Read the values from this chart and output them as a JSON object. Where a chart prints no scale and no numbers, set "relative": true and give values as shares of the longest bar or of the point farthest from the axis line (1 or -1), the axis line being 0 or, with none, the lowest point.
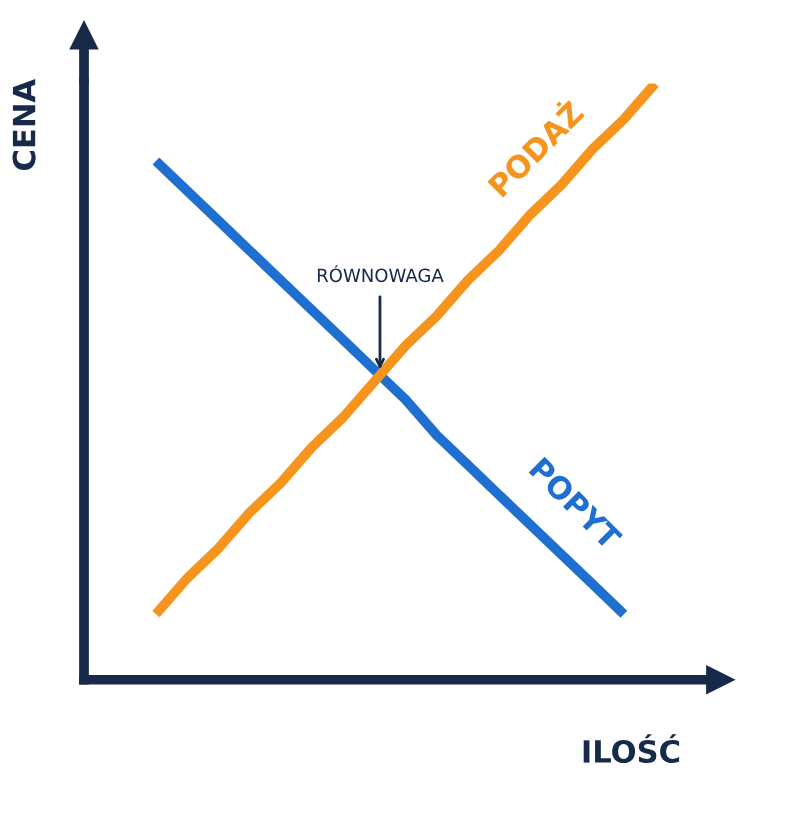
{
  "chart_data": {
    "type": "line",
    "relative": true,
    "xlabel": "ILOŚĆ",
    "ylabel": "CENA",
    "categories": [
      null,
      null,
      null,
      null,
      null,
      null,
      null,
      null,
      null,
      null,
      null,
      null,
      null,
      null,
      null,
      null,
      null
    ],
    "series": [
      {
        "name": "POPYT",
        "color": "#1f6fd1",
        "values": [
          0.87,
          0.82,
          0.77,
          0.72,
          0.67,
          0.62,
          0.57,
          0.52,
          0.47,
          0.41,
          0.36,
          0.31,
          0.26,
          0.21,
          0.16,
          0.11,
          null
        ]
      },
      {
        "name": "PODAŻ",
        "color": "#f7941d",
        "values": [
          0.11,
          0.17,
          0.22,
          0.28,
          0.33,
          0.39,
          0.44,
          0.5,
          0.56,
          0.61,
          0.67,
          0.72,
          0.78,
          0.83,
          0.89,
          0.94,
          1.0
        ]
      }
    ],
    "annotations": [
      "RÓWNOWAGA"
    ],
    "legend": false,
    "marker": "none",
    "line_style": "solid"
  }
}
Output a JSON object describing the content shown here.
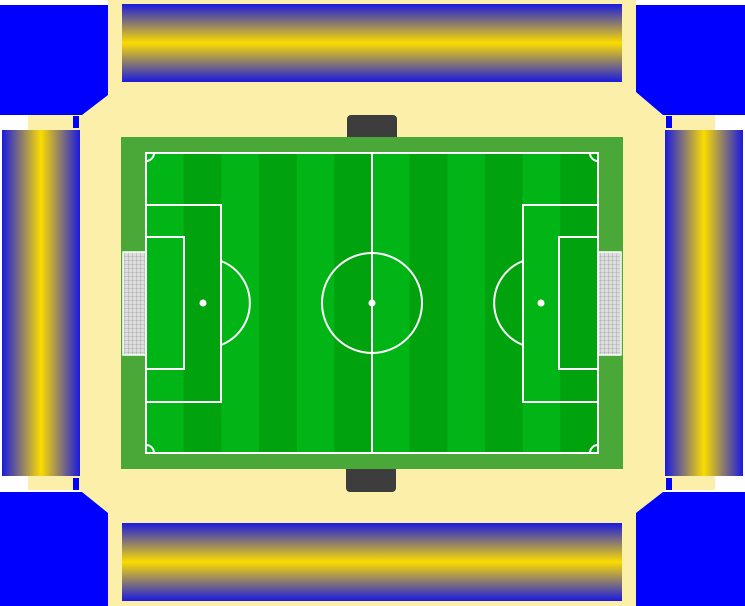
{
  "colors": {
    "background": "#ffffff",
    "concourse": "#fcefaa",
    "corner_block": "#0000ff",
    "stand_edge": "#1a1adf",
    "stand_center": "#fbdc00",
    "pitch_surround": "#4aa838",
    "stripe_light": "#00b515",
    "stripe_dark": "#00a20e",
    "line": "#ffffff",
    "dugout": "#3d3d3d",
    "goal_net": "#dddddd"
  },
  "pitch": {
    "stripe_count": 12
  }
}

◇ ◇ ◇ ◇ ◇ ◇ ◇

● TASK INSTRUCTIONS: Transcribe the full listing above exactly as it stands, minus the pictures.

● THE ANSWER:
Read the values from this chart and output them as a JSON object. Where a chart prints no scale and no numbers, set "relative": true and give values as shares of the longest bar or of the point farthest from the axis line (1 or -1), the axis line being 0 or, with none, the lowest point.
{
  "chart_data": {
    "type": "line",
    "relative": true,
    "xlabel": "ILOŚĆ",
    "ylabel": "CENA",
    "categories": [
      null,
      null,
      null,
      null,
      null,
      null,
      null,
      null,
      null,
      null,
      null,
      null,
      null,
      null,
      null,
      null,
      null
    ],
    "series": [
      {
        "name": "POPYT",
        "color": "#1f6fd1",
        "values": [
          0.87,
          0.82,
          0.77,
          0.72,
          0.67,
          0.62,
          0.57,
          0.52,
          0.47,
          0.41,
          0.36,
          0.31,
          0.26,
          0.21,
          0.16,
          0.11,
          null
        ]
      },
      {
        "name": "PODAŻ",
        "color": "#f7941d",
        "values": [
          0.11,
          0.17,
          0.22,
          0.28,
          0.33,
          0.39,
          0.44,
          0.5,
          0.56,
          0.61,
          0.67,
          0.72,
          0.78,
          0.83,
          0.89,
          0.94,
          1.0
        ]
      }
    ],
    "annotations": [
      "RÓWNOWAGA"
    ],
    "legend": false,
    "marker": "none",
    "line_style": "solid"
  }
}
Output a JSON object describing the content shown here.
{
  "colors": {
    "background": "#ffffff",
    "concourse": "#fcefaa",
    "corner_block": "#0000ff",
    "stand_edge": "#1a1adf",
    "stand_center": "#fbdc00",
    "pitch_surround": "#4aa838",
    "stripe_light": "#00b515",
    "stripe_dark": "#00a20e",
    "line": "#ffffff",
    "dugout": "#3d3d3d",
    "goal_net": "#dddddd"
  },
  "pitch": {
    "stripe_count": 12
  }
}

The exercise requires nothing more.